- _Directions for this task_
Could you extract every entry below and reproduce it exactly?

- _Entries shown_

※

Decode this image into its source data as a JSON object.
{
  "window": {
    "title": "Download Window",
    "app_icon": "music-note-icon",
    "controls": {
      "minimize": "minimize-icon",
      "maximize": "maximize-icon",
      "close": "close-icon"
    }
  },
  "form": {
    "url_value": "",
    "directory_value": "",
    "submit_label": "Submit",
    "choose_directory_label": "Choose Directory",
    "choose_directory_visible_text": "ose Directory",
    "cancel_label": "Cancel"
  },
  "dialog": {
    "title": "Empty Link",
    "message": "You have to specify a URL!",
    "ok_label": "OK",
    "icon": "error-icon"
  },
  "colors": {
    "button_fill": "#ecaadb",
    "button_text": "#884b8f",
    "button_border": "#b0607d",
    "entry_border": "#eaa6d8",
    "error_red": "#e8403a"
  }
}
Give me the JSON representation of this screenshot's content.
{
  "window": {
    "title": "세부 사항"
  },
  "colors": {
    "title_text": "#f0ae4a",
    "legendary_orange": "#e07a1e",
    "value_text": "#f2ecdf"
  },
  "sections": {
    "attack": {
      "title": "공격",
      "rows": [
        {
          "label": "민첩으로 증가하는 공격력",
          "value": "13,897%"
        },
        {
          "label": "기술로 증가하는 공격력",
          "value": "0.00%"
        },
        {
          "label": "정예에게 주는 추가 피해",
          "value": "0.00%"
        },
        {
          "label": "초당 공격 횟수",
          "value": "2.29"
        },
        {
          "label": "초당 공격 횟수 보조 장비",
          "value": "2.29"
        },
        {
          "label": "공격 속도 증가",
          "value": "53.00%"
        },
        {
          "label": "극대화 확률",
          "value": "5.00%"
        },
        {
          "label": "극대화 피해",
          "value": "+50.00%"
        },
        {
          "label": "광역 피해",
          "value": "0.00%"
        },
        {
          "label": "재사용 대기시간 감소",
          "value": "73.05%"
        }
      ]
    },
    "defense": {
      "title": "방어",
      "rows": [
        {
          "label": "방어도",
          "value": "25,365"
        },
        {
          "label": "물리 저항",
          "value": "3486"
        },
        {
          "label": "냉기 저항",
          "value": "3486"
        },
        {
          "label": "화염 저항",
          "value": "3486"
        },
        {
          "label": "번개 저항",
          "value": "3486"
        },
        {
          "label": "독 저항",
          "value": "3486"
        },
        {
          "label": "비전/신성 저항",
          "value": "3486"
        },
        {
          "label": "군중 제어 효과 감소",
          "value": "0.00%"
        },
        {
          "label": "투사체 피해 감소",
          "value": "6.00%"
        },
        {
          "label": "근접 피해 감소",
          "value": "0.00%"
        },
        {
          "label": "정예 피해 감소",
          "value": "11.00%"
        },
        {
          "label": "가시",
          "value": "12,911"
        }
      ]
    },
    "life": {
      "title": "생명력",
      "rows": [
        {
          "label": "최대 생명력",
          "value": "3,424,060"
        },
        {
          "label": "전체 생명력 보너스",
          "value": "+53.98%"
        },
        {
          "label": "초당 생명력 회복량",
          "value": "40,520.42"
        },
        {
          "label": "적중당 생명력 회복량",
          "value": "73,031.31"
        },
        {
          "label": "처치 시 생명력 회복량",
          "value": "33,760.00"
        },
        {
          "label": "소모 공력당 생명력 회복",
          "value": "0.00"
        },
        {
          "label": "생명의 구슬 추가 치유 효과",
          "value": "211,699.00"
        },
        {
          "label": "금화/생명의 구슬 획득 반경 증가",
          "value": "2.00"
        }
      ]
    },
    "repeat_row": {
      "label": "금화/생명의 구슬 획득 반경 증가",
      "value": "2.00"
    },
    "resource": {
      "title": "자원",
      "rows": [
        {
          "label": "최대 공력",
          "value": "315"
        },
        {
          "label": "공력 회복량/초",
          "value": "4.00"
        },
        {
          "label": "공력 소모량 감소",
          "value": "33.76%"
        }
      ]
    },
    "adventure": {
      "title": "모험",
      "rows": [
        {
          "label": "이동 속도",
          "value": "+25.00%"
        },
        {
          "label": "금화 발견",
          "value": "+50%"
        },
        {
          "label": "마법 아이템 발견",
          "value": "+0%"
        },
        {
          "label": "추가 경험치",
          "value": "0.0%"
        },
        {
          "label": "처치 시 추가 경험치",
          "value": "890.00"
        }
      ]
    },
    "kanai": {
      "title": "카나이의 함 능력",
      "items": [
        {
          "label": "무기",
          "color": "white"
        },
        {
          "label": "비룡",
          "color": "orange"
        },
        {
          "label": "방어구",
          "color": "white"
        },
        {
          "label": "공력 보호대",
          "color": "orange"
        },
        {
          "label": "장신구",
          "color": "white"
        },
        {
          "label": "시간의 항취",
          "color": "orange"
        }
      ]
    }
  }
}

※

- _Answer below_
Decode this image into its source data as a JSON object.
{
  "window": {
    "title": "Download Window",
    "app_icon": "music-note-icon",
    "controls": {
      "minimize": "minimize-icon",
      "maximize": "maximize-icon",
      "close": "close-icon"
    }
  },
  "form": {
    "url_value": "",
    "directory_value": "",
    "submit_label": "Submit",
    "choose_directory_label": "Choose Directory",
    "choose_directory_visible_text": "ose Directory",
    "cancel_label": "Cancel"
  },
  "dialog": {
    "title": "Empty Link",
    "message": "You have to specify a URL!",
    "ok_label": "OK",
    "icon": "error-icon"
  },
  "colors": {
    "button_fill": "#ecaadb",
    "button_text": "#884b8f",
    "button_border": "#b0607d",
    "entry_border": "#eaa6d8",
    "error_red": "#e8403a"
  }
}
Give me the JSON representation of this screenshot's content.
{
  "window": {
    "title": "세부 사항"
  },
  "colors": {
    "title_text": "#f0ae4a",
    "legendary_orange": "#e07a1e",
    "value_text": "#f2ecdf"
  },
  "sections": {
    "attack": {
      "title": "공격",
      "rows": [
        {
          "label": "민첩으로 증가하는 공격력",
          "value": "13,897%"
        },
        {
          "label": "기술로 증가하는 공격력",
          "value": "0.00%"
        },
        {
          "label": "정예에게 주는 추가 피해",
          "value": "0.00%"
        },
        {
          "label": "초당 공격 횟수",
          "value": "2.29"
        },
        {
          "label": "초당 공격 횟수 보조 장비",
          "value": "2.29"
        },
        {
          "label": "공격 속도 증가",
          "value": "53.00%"
        },
        {
          "label": "극대화 확률",
          "value": "5.00%"
        },
        {
          "label": "극대화 피해",
          "value": "+50.00%"
        },
        {
          "label": "광역 피해",
          "value": "0.00%"
        },
        {
          "label": "재사용 대기시간 감소",
          "value": "73.05%"
        }
      ]
    },
    "defense": {
      "title": "방어",
      "rows": [
        {
          "label": "방어도",
          "value": "25,365"
        },
        {
          "label": "물리 저항",
          "value": "3486"
        },
        {
          "label": "냉기 저항",
          "value": "3486"
        },
        {
          "label": "화염 저항",
          "value": "3486"
        },
        {
          "label": "번개 저항",
          "value": "3486"
        },
        {
          "label": "독 저항",
          "value": "3486"
        },
        {
          "label": "비전/신성 저항",
          "value": "3486"
        },
        {
          "label": "군중 제어 효과 감소",
          "value": "0.00%"
        },
        {
          "label": "투사체 피해 감소",
          "value": "6.00%"
        },
        {
          "label": "근접 피해 감소",
          "value": "0.00%"
        },
        {
          "label": "정예 피해 감소",
          "value": "11.00%"
        },
        {
          "label": "가시",
          "value": "12,911"
        }
      ]
    },
    "life": {
      "title": "생명력",
      "rows": [
        {
          "label": "최대 생명력",
          "value": "3,424,060"
        },
        {
          "label": "전체 생명력 보너스",
          "value": "+53.98%"
        },
        {
          "label": "초당 생명력 회복량",
          "value": "40,520.42"
        },
        {
          "label": "적중당 생명력 회복량",
          "value": "73,031.31"
        },
        {
          "label": "처치 시 생명력 회복량",
          "value": "33,760.00"
        },
        {
          "label": "소모 공력당 생명력 회복",
          "value": "0.00"
        },
        {
          "label": "생명의 구슬 추가 치유 효과",
          "value": "211,699.00"
        },
        {
          "label": "금화/생명의 구슬 획득 반경 증가",
          "value": "2.00"
        }
      ]
    },
    "repeat_row": {
      "label": "금화/생명의 구슬 획득 반경 증가",
      "value": "2.00"
    },
    "resource": {
      "title": "자원",
      "rows": [
        {
          "label": "최대 공력",
          "value": "315"
        },
        {
          "label": "공력 회복량/초",
          "value": "4.00"
        },
        {
          "label": "공력 소모량 감소",
          "value": "33.76%"
        }
      ]
    },
    "adventure": {
      "title": "모험",
      "rows": [
        {
          "label": "이동 속도",
          "value": "+25.00%"
        },
        {
          "label": "금화 발견",
          "value": "+50%"
        },
        {
          "label": "마법 아이템 발견",
          "value": "+0%"
        },
        {
          "label": "추가 경험치",
          "value": "0.0%"
        },
        {
          "label": "처치 시 추가 경험치",
          "value": "890.00"
        }
      ]
    },
    "kanai": {
      "title": "카나이의 함 능력",
      "items": [
        {
          "label": "무기",
          "color": "white"
        },
        {
          "label": "비룡",
          "color": "orange"
        },
        {
          "label": "방어구",
          "color": "white"
        },
        {
          "label": "공력 보호대",
          "color": "orange"
        },
        {
          "label": "장신구",
          "color": "white"
        },
        {
          "label": "시간의 항취",
          "color": "orange"
        }
      ]
    }
  }
}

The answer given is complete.